INFORMATION SHOWN:
·····

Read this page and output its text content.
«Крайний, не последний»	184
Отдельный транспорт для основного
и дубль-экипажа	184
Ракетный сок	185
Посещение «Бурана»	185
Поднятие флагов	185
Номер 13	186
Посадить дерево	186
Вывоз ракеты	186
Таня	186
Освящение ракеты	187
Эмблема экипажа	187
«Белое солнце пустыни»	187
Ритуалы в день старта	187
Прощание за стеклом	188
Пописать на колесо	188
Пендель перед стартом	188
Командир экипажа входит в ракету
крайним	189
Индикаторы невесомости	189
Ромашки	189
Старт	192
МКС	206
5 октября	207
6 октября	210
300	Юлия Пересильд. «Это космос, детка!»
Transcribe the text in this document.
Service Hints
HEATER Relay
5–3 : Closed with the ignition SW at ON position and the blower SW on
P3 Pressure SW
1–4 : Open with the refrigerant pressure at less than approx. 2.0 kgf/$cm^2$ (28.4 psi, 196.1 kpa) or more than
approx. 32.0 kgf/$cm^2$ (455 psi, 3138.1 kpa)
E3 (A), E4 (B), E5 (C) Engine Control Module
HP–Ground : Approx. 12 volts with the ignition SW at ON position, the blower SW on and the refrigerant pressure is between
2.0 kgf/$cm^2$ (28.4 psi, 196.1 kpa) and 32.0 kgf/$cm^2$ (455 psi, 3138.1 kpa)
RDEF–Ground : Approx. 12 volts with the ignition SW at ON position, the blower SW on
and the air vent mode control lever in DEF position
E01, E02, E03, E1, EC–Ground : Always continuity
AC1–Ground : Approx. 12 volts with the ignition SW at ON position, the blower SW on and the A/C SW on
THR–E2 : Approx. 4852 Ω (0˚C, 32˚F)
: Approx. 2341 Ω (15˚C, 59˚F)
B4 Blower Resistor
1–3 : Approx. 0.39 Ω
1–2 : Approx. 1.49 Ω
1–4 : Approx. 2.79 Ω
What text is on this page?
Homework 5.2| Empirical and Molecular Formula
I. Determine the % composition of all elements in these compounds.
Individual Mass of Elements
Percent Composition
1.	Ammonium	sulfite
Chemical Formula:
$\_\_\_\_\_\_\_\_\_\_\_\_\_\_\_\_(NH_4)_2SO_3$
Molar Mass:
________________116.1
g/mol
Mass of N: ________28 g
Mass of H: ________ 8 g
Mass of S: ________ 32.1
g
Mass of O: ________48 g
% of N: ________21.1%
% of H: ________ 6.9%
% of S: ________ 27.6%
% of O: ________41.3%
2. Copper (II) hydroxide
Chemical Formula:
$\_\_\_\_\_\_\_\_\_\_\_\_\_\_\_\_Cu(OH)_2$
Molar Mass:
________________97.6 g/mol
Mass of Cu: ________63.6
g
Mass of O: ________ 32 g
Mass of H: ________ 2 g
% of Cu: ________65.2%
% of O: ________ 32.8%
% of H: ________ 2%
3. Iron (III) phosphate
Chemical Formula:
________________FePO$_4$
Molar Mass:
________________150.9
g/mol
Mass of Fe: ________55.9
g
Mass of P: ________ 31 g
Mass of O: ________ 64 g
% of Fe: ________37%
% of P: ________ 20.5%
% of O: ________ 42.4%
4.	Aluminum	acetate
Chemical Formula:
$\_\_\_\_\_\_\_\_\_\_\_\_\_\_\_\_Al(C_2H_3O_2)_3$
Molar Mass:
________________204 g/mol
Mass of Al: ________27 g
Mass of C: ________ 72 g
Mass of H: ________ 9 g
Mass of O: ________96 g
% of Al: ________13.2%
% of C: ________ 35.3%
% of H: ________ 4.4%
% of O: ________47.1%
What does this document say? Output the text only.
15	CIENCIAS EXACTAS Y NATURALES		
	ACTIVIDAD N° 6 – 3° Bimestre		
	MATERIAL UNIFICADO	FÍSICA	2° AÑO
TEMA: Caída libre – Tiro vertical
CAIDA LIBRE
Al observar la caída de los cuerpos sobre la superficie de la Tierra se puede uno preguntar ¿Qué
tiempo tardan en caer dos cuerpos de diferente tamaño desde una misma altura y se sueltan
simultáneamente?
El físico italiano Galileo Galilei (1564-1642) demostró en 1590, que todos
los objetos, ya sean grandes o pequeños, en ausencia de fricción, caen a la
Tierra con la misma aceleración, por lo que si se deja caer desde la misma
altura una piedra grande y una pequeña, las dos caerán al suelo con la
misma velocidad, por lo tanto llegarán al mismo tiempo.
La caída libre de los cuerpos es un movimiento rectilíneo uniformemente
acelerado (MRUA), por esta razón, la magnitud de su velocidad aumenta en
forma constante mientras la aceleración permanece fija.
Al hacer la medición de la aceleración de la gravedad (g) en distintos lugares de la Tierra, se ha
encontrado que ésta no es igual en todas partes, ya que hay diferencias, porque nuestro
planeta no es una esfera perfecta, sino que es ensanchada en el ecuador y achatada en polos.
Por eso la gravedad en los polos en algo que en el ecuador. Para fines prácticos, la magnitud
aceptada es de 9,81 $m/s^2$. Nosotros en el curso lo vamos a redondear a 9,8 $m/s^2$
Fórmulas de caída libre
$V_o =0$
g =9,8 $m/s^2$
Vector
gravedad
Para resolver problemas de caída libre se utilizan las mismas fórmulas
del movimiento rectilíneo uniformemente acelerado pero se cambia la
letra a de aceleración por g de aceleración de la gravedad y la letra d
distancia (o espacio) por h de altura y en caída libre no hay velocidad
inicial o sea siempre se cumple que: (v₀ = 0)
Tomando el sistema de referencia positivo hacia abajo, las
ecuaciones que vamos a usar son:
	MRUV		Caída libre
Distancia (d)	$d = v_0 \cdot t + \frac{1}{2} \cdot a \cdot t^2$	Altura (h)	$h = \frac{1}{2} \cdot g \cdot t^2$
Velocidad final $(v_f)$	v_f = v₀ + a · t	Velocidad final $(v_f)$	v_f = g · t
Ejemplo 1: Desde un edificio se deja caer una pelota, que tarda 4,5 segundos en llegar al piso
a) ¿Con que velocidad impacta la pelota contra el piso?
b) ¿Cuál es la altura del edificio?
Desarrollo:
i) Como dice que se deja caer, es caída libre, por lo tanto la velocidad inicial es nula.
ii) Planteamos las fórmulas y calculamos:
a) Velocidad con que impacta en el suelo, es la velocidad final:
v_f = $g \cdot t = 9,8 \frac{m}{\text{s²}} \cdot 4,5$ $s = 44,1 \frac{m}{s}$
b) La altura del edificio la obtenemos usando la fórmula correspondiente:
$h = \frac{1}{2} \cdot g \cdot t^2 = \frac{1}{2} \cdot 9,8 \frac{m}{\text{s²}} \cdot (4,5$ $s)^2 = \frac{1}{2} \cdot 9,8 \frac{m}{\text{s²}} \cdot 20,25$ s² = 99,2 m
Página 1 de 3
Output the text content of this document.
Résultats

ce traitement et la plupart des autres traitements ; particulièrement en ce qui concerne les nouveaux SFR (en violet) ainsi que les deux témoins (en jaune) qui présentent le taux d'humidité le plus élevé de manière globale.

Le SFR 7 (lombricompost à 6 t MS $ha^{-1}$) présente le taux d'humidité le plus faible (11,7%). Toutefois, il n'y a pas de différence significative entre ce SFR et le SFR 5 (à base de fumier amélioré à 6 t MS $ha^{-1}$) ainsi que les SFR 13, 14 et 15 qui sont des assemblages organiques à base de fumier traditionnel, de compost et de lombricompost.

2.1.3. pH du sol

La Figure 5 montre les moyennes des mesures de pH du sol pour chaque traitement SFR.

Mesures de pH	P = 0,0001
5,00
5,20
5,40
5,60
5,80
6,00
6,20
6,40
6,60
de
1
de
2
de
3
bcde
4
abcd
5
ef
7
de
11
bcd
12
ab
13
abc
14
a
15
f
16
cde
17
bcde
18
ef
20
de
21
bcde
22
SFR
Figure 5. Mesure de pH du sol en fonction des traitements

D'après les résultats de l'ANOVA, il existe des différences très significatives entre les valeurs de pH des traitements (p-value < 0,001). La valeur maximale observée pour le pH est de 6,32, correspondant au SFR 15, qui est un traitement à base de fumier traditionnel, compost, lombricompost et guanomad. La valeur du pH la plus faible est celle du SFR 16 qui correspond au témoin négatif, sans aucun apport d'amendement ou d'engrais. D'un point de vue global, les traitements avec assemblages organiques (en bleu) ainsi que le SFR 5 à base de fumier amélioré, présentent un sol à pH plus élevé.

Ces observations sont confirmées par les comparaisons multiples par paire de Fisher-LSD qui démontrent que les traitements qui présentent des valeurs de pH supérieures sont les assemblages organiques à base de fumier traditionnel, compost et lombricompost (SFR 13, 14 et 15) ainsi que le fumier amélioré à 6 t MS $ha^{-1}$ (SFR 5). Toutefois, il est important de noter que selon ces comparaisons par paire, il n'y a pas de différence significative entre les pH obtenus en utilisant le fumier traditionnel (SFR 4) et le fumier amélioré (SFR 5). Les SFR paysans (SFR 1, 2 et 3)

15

·····

SET TASK:
From the records given above, copy all lines containing "Tierra".

SOLUTION FOR THIS EXERCISE:
Al observar la caída de los cuerpos sobre la superficie de la Tierra se puede uno preguntar ¿Qué
Tierra con la misma aceleración, por lo que si se deja caer desde la misma
Al hacer la medición de la aceleración de la gravedad (g) en distintos lugares de la Tierra, se ha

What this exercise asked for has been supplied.